→ **Task prompt**
Print all the records exactly, please.

^^^^^^^^

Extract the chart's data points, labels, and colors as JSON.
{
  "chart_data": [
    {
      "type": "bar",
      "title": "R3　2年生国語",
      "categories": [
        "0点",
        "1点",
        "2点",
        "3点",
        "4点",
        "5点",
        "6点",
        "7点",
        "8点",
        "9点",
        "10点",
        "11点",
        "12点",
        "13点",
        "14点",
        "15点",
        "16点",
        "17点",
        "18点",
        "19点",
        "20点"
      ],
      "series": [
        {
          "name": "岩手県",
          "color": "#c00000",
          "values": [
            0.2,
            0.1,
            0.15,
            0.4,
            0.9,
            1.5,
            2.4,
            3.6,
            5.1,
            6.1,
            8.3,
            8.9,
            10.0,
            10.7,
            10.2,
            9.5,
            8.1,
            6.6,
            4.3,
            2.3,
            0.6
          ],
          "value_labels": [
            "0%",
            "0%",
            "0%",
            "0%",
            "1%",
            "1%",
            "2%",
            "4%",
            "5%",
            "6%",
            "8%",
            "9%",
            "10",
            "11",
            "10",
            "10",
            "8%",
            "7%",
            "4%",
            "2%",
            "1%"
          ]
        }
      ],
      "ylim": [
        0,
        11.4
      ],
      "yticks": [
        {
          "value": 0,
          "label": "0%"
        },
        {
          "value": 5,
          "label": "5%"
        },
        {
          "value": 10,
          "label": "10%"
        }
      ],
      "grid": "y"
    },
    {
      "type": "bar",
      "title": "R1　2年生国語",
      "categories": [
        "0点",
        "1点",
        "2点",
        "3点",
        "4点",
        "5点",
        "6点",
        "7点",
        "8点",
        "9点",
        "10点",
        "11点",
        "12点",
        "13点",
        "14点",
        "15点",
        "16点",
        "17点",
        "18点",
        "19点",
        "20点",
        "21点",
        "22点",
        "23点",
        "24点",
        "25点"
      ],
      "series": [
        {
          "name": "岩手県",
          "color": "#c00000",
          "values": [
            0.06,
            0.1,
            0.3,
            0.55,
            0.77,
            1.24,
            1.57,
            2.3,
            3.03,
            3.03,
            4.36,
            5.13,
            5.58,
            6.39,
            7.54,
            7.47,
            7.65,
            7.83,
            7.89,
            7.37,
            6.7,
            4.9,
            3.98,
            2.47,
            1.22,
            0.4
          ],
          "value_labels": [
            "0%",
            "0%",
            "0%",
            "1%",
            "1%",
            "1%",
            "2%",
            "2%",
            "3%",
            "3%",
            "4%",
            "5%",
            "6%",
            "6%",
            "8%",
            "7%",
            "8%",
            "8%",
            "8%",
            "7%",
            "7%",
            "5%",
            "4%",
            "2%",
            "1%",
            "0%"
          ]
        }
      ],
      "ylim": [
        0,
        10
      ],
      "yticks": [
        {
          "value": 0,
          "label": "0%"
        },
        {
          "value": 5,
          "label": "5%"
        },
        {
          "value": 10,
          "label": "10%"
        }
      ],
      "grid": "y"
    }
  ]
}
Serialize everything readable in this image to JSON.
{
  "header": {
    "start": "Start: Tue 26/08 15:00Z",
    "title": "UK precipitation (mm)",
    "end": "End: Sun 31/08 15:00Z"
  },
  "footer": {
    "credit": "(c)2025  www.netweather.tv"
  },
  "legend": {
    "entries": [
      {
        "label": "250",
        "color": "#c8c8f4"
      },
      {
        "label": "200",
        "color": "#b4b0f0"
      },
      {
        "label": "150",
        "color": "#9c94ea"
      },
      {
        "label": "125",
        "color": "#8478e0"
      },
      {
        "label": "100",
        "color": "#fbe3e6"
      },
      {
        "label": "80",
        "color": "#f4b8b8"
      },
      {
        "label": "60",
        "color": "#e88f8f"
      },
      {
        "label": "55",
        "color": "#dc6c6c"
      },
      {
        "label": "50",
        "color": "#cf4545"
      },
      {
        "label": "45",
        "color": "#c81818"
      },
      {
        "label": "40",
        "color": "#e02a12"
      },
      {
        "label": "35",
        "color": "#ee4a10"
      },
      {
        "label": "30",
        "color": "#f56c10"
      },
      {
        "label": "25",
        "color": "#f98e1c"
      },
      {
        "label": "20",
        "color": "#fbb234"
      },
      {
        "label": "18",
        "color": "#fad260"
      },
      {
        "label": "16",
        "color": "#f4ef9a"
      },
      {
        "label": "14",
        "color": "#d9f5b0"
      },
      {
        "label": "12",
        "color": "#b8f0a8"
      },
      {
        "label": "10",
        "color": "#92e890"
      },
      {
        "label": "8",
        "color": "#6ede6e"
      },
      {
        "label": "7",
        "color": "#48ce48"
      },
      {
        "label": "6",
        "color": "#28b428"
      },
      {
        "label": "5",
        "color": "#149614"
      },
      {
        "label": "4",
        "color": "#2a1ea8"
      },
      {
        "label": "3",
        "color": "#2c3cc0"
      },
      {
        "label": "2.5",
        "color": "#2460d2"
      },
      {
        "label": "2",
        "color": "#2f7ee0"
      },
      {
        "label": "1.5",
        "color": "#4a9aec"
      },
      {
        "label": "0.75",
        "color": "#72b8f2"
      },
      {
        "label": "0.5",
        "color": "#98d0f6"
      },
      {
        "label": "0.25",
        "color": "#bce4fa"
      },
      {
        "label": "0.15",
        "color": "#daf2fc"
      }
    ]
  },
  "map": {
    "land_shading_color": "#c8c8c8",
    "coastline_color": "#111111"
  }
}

^^^^^^^^

→ **Solution for this problem**
Extract the chart's data points, labels, and colors as JSON.
{
  "chart_data": [
    {
      "type": "bar",
      "title": "R3　2年生国語",
      "categories": [
        "0点",
        "1点",
        "2点",
        "3点",
        "4点",
        "5点",
        "6点",
        "7点",
        "8点",
        "9点",
        "10点",
        "11点",
        "12点",
        "13点",
        "14点",
        "15点",
        "16点",
        "17点",
        "18点",
        "19点",
        "20点"
      ],
      "series": [
        {
          "name": "岩手県",
          "color": "#c00000",
          "values": [
            0.2,
            0.1,
            0.15,
            0.4,
            0.9,
            1.5,
            2.4,
            3.6,
            5.1,
            6.1,
            8.3,
            8.9,
            10.0,
            10.7,
            10.2,
            9.5,
            8.1,
            6.6,
            4.3,
            2.3,
            0.6
          ],
          "value_labels": [
            "0%",
            "0%",
            "0%",
            "0%",
            "1%",
            "1%",
            "2%",
            "4%",
            "5%",
            "6%",
            "8%",
            "9%",
            "10",
            "11",
            "10",
            "10",
            "8%",
            "7%",
            "4%",
            "2%",
            "1%"
          ]
        }
      ],
      "ylim": [
        0,
        11.4
      ],
      "yticks": [
        {
          "value": 0,
          "label": "0%"
        },
        {
          "value": 5,
          "label": "5%"
        },
        {
          "value": 10,
          "label": "10%"
        }
      ],
      "grid": "y"
    },
    {
      "type": "bar",
      "title": "R1　2年生国語",
      "categories": [
        "0点",
        "1点",
        "2点",
        "3点",
        "4点",
        "5点",
        "6点",
        "7点",
        "8点",
        "9点",
        "10点",
        "11点",
        "12点",
        "13点",
        "14点",
        "15点",
        "16点",
        "17点",
        "18点",
        "19点",
        "20点",
        "21点",
        "22点",
        "23点",
        "24点",
        "25点"
      ],
      "series": [
        {
          "name": "岩手県",
          "color": "#c00000",
          "values": [
            0.06,
            0.1,
            0.3,
            0.55,
            0.77,
            1.24,
            1.57,
            2.3,
            3.03,
            3.03,
            4.36,
            5.13,
            5.58,
            6.39,
            7.54,
            7.47,
            7.65,
            7.83,
            7.89,
            7.37,
            6.7,
            4.9,
            3.98,
            2.47,
            1.22,
            0.4
          ],
          "value_labels": [
            "0%",
            "0%",
            "0%",
            "1%",
            "1%",
            "1%",
            "2%",
            "2%",
            "3%",
            "3%",
            "4%",
            "5%",
            "6%",
            "6%",
            "8%",
            "7%",
            "8%",
            "8%",
            "8%",
            "7%",
            "7%",
            "5%",
            "4%",
            "2%",
            "1%",
            "0%"
          ]
        }
      ],
      "ylim": [
        0,
        10
      ],
      "yticks": [
        {
          "value": 0,
          "label": "0%"
        },
        {
          "value": 5,
          "label": "5%"
        },
        {
          "value": 10,
          "label": "10%"
        }
      ],
      "grid": "y"
    }
  ]
}
Serialize everything readable in this image to JSON.
{
  "header": {
    "start": "Start: Tue 26/08 15:00Z",
    "title": "UK precipitation (mm)",
    "end": "End: Sun 31/08 15:00Z"
  },
  "footer": {
    "credit": "(c)2025  www.netweather.tv"
  },
  "legend": {
    "entries": [
      {
        "label": "250",
        "color": "#c8c8f4"
      },
      {
        "label": "200",
        "color": "#b4b0f0"
      },
      {
        "label": "150",
        "color": "#9c94ea"
      },
      {
        "label": "125",
        "color": "#8478e0"
      },
      {
        "label": "100",
        "color": "#fbe3e6"
      },
      {
        "label": "80",
        "color": "#f4b8b8"
      },
      {
        "label": "60",
        "color": "#e88f8f"
      },
      {
        "label": "55",
        "color": "#dc6c6c"
      },
      {
        "label": "50",
        "color": "#cf4545"
      },
      {
        "label": "45",
        "color": "#c81818"
      },
      {
        "label": "40",
        "color": "#e02a12"
      },
      {
        "label": "35",
        "color": "#ee4a10"
      },
      {
        "label": "30",
        "color": "#f56c10"
      },
      {
        "label": "25",
        "color": "#f98e1c"
      },
      {
        "label": "20",
        "color": "#fbb234"
      },
      {
        "label": "18",
        "color": "#fad260"
      },
      {
        "label": "16",
        "color": "#f4ef9a"
      },
      {
        "label": "14",
        "color": "#d9f5b0"
      },
      {
        "label": "12",
        "color": "#b8f0a8"
      },
      {
        "label": "10",
        "color": "#92e890"
      },
      {
        "label": "8",
        "color": "#6ede6e"
      },
      {
        "label": "7",
        "color": "#48ce48"
      },
      {
        "label": "6",
        "color": "#28b428"
      },
      {
        "label": "5",
        "color": "#149614"
      },
      {
        "label": "4",
        "color": "#2a1ea8"
      },
      {
        "label": "3",
        "color": "#2c3cc0"
      },
      {
        "label": "2.5",
        "color": "#2460d2"
      },
      {
        "label": "2",
        "color": "#2f7ee0"
      },
      {
        "label": "1.5",
        "color": "#4a9aec"
      },
      {
        "label": "0.75",
        "color": "#72b8f2"
      },
      {
        "label": "0.5",
        "color": "#98d0f6"
      },
      {
        "label": "0.25",
        "color": "#bce4fa"
      },
      {
        "label": "0.15",
        "color": "#daf2fc"
      }
    ]
  },
  "map": {
    "land_shading_color": "#c8c8c8",
    "coastline_color": "#111111"
  }
}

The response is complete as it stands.